_Data excerpts:_
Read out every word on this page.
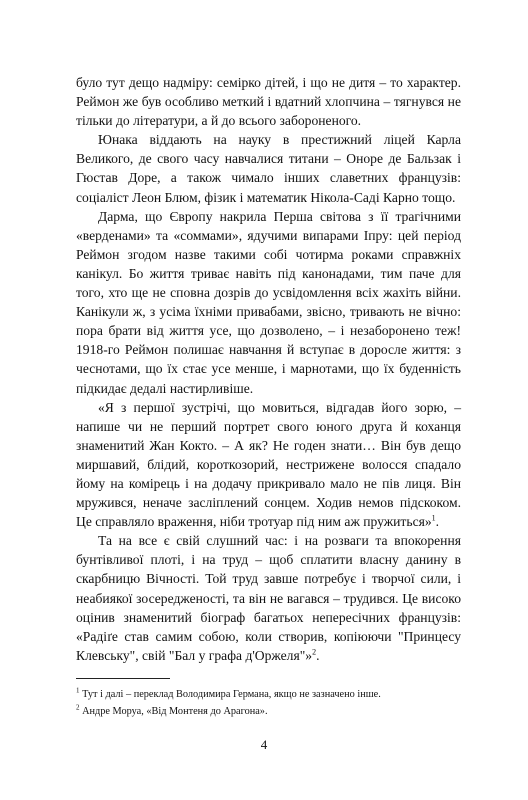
було тут дещо надміру: семірко дітей, і що не дитя – то характер. Реймон же був особливо меткий і вдатний хлопчина – тягнувся не тільки до літератури, а й до всього забороненого.

Юнака віддають на науку в престижний ліцей Карла Великого, де свого часу навчалися титани – Оноре де Бальзак і Гюстав Доре, а також чимало інших славетних французів: соціаліст Леон Блюм, фізик і математик Нікола-Саді Карно тощо.

Дарма, що Європу накрила Перша світова з її трагічними «верденами» та «соммами», ядучими випарами Іпру: цей період Реймон згодом назве такими собі чотирма роками справжніх канікул. Бо життя триває навіть під канонадами, тим паче для того, хто ще не сповна дозрів до усвідомлення всіх жахіть війни. Канікули ж, з усіма їхніми привабами, звісно, тривають не вічно: пора брати від життя усе, що дозволено, – і незаборонено теж! 1918-го Реймон полишає навчання й вступає в доросле життя: з чеснотами, що їх стає усе менше, і марнотами, що їх буденність підкидає дедалі настирливіше.

«Я з першої зустрічі, що мовиться, відгадав його зорю, – напише чи не перший портрет свого юного друга й коханця знаменитий Жан Кокто. – А як? Не годен знати… Він був дещо миршавий, блідий, короткозорий, нестриженe волосся спадало йому на комірець і на додачу прикривало мало не пів лиця. Він мружився, неначе засліплений сонцем. Ходив немов підскоком. Це справляло враження, ніби тротуар під ним аж пружиться»$^1$.

Та на все є свій слушний час: і на розваги та впокорення бунтівливої плоті, і на труд – щоб сплатити власну данину в скарбницю Вічності. Той труд завше потребує і творчої сили, і неабиякої зосередженості, та він не вагався – трудився. Це високо оцінив знаменитий біограф багатьох непересічних французів: «Радіґе став самим собою, коли створив, копіюючи "Принцесу Клевську", свій "Бал у графа д'Оржеля"»$^2$.

$^1$ Тут і далі – переклад Володимира Германа, якщо не зазначено інше.

$^2$ Андре Моруа, «Від Монтеня до Арагона».

4
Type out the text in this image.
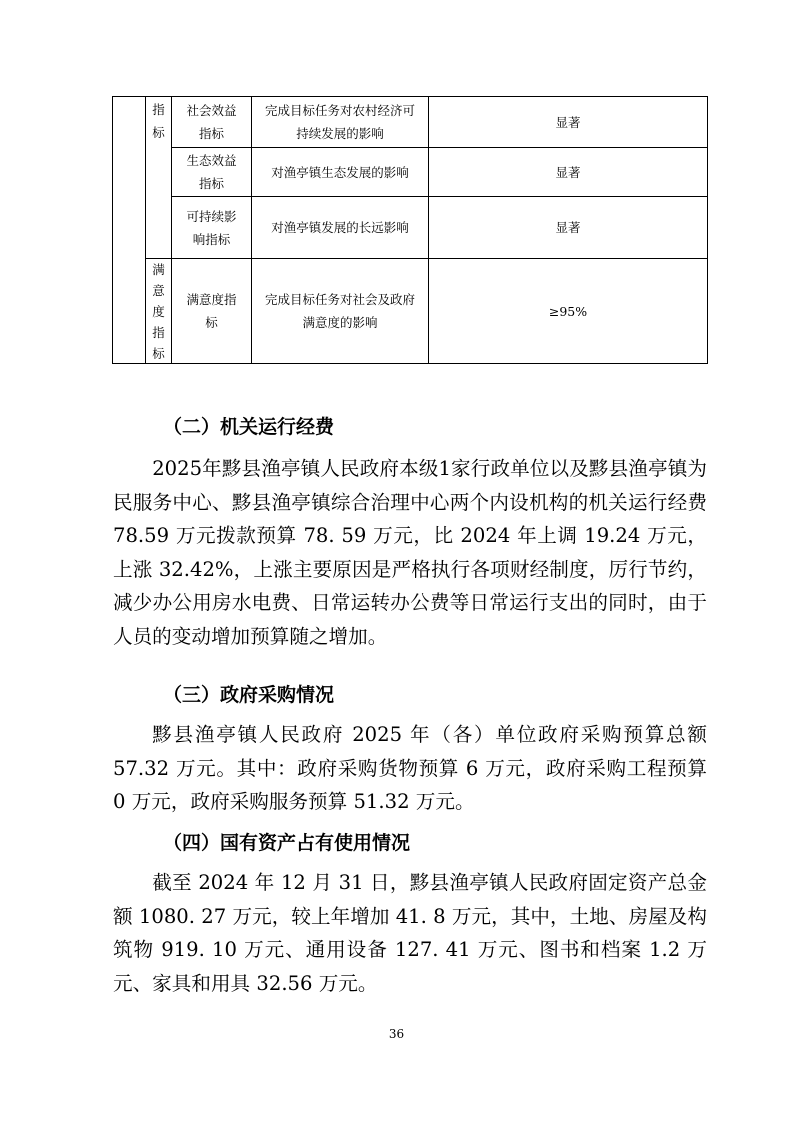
指标
满意度指标
社会效益
指标
完成目标任务对农村经济可
持续发展的影响
显著
生态效益
指标
对渔亭镇生态发展的影响	显著
可持续影
响指标
对渔亭镇发展的长远影响	显著
满意度指
标
完成目标任务对社会及政府
满意度的影响
≥95%
（二）机关运行经费

2025年黟县渔亭镇人民政府本级1家行政单位以及黟县渔亭镇为民服务中心、黟县渔亭镇综合治理中心两个内设机构的机关运行经费 78.59 万元拨款预算 78. 59 万元，比 2024 年上调 19.24 万元，上涨 32.42%，上涨主要原因是严格执行各项财经制度，厉行节约，减少办公用房水电费、日常运转办公费等日常运行支出的同时，由于人员的变动增加预算随之增加。

（三）政府采购情况

黟县渔亭镇人民政府 2025 年（各）单位政府采购预算总额 57.32 万元。其中：政府采购货物预算 6 万元，政府采购工程预算 0 万元，政府采购服务预算 51.32 万元。

（四）国有资产占有使用情况

截至 2024 年 12 月 31 日，黟县渔亭镇人民政府固定资产总金额 1080. 27 万元，较上年增加 41. 8 万元，其中，土地、房屋及构筑物 919. 10 万元、通用设备 127. 41 万元、图书和档案 1.2 万元、家具和用具 32.56 万元。

36
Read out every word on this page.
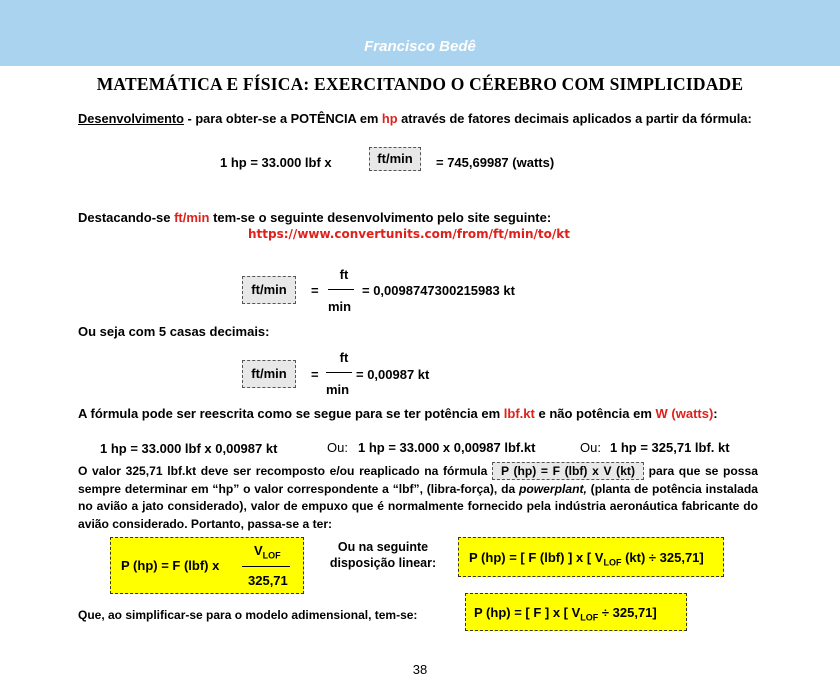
Francisco Bedê
MATEMÁTICA E FÍSICA: EXERCITANDO O CÉREBRO COM SIMPLICIDADE
Desenvolvimento - para obter-se a POTÊNCIA em hp através de fatores decimais aplicados a partir da fórmula:
1 hp = 33.000 lbf x	ft/min	= 745,69987 (watts)
Destacando-se ft/min tem-se o seguinte desenvolvimento pelo site seguinte:
https://www.convertunits.com/from/ft/min/to/kt
ft/min	=
ft
min
= 0,0098747300215983 kt
Ou seja com 5 casas decimais:
ft/min	=
ft
min
= 0,00987 kt
A fórmula pode ser reescrita como se segue para se ter potência em lbf.kt e não potência em W (watts):
1 hp = 33.000 lbf x 0,00987 kt	Ou: 1 hp = 33.000 x 0,00987 lbf.kt	Ou: 1 hp = 325,71 lbf. kt
O valor 325,71 lbf.kt deve ser recomposto e/ou reaplicado na fórmula P (hp) = F (lbf) x V (kt) para que se possa sempre determinar em “hp” o valor correspondente a “lbf”, (libra-força), da powerplant, (planta de potência instalada no avião a jato considerado), valor de empuxo que é normalmente fornecido pela indústria aeronáutica fabricante do avião considerado. Portanto, passa-se a ter:
P (hp) = F (lbf) x
$V_{LOF}$
325,71
Ou na seguinte
disposição linear:	P (hp) = [ F (lbf) ] x [ $V_{LOF}$ (kt) ÷ 325,71]
Que, ao simplificar-se para o modelo adimensional, tem-se:	P (hp) = [ F ] x [ $V_{LOF} \div 325,71$]
38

_Work to do:_ Lines that hold "decimais" are the ones to copy; find all of them.

_Solution to the exercise:_
Desenvolvimento - para obter-se a POTÊNCIA em hp através de fatores decimais aplicados a partir da fórmula:
Ou seja com 5 casas decimais:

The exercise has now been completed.